EXERCISE TASK:
Say how many lines include the word "subtitle". Reply with nothing but the number.

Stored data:

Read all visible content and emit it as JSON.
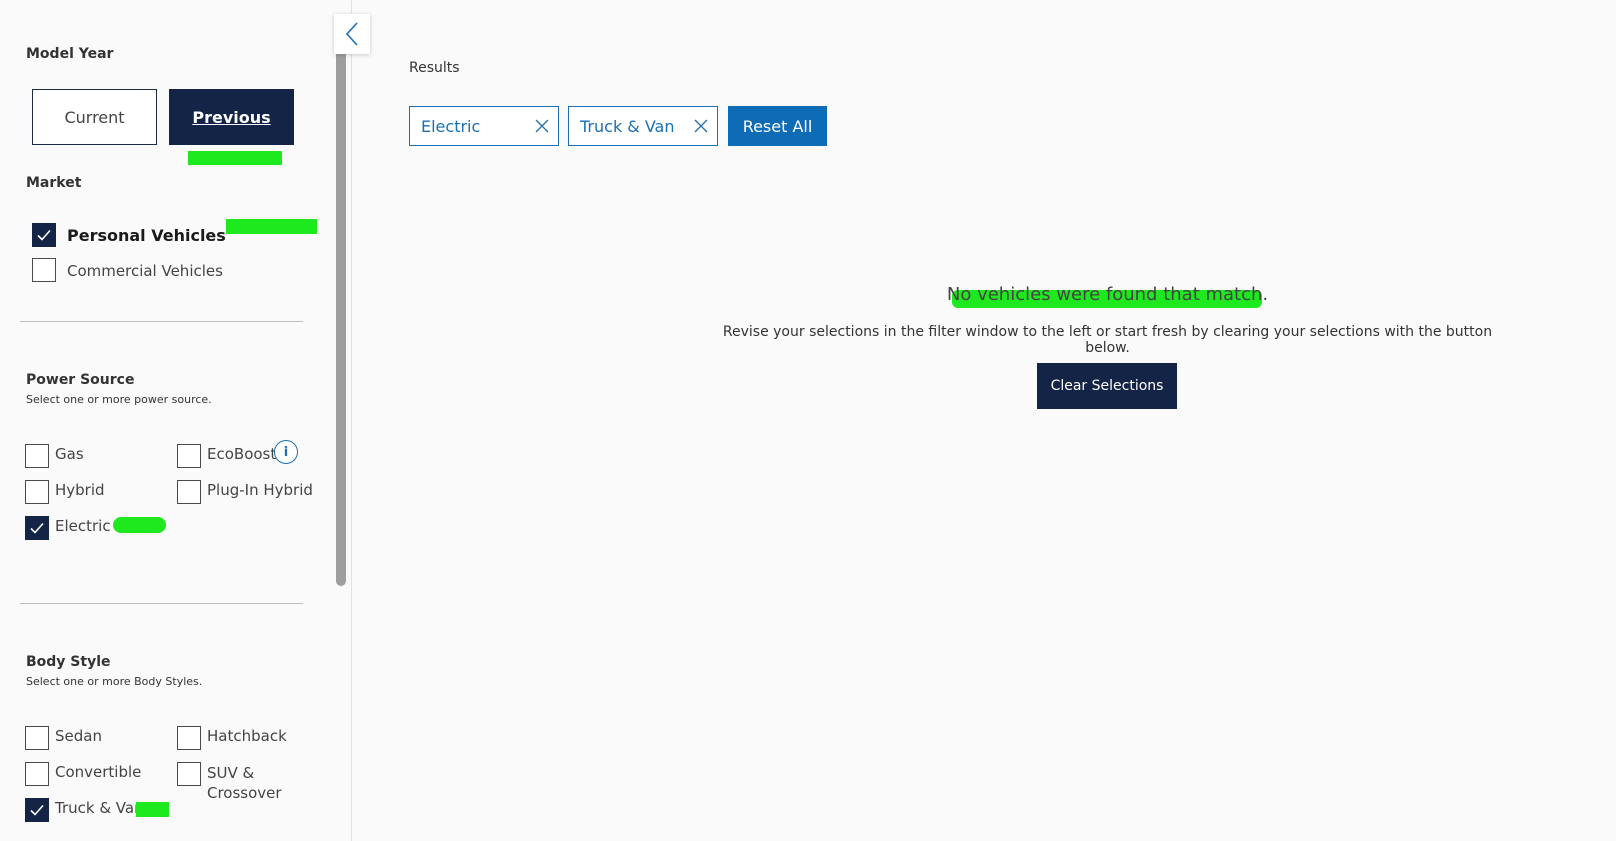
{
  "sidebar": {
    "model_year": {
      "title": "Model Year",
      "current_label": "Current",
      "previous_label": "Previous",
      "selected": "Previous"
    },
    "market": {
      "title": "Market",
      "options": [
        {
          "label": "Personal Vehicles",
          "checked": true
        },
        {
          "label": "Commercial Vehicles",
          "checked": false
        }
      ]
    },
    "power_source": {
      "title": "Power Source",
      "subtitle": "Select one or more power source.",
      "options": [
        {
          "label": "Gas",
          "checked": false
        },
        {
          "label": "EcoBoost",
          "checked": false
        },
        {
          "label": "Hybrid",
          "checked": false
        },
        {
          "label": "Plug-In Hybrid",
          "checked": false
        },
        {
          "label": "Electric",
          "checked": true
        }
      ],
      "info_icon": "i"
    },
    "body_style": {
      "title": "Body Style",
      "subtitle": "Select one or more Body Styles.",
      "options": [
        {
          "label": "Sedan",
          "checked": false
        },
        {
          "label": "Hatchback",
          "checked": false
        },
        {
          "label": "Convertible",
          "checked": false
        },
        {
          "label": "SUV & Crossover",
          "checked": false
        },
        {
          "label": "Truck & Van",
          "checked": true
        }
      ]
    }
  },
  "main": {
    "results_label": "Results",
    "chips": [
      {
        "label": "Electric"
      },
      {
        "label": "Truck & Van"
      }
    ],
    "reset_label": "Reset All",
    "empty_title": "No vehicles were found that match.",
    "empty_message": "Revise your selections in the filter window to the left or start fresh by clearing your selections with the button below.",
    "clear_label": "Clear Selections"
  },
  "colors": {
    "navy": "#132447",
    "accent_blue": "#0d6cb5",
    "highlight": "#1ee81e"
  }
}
---
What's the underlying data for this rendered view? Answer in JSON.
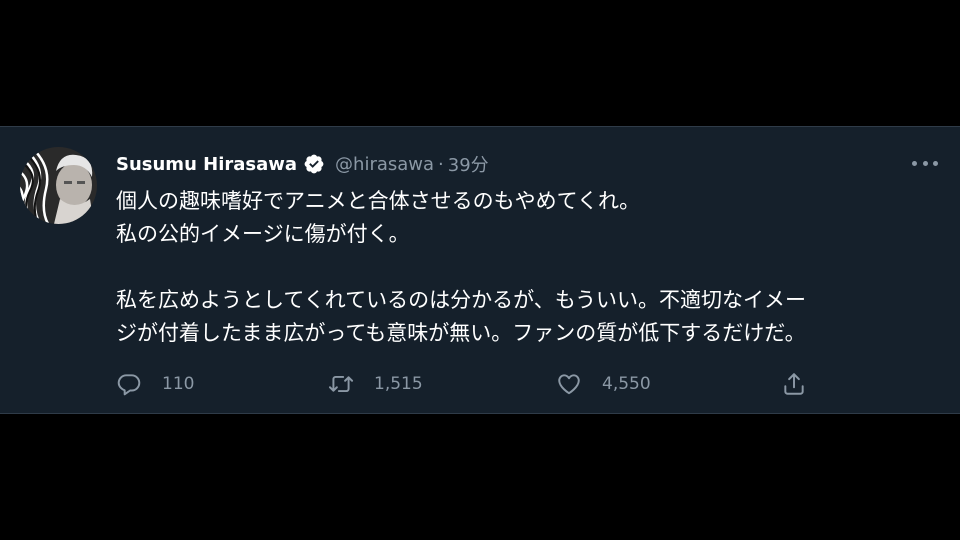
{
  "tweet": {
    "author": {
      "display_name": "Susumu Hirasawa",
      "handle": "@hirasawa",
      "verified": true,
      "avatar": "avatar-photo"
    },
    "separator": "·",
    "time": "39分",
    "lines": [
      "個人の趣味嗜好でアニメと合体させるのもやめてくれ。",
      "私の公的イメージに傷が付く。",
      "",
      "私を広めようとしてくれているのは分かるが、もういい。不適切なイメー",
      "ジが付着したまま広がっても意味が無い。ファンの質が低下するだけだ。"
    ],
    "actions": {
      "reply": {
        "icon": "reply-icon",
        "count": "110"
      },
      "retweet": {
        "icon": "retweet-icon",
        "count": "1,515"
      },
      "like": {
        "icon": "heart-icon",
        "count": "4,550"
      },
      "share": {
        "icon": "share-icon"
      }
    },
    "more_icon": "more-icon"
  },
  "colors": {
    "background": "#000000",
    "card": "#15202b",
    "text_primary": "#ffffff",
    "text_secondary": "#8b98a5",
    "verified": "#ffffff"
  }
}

OUTPUT OF THE EXERCISE:
2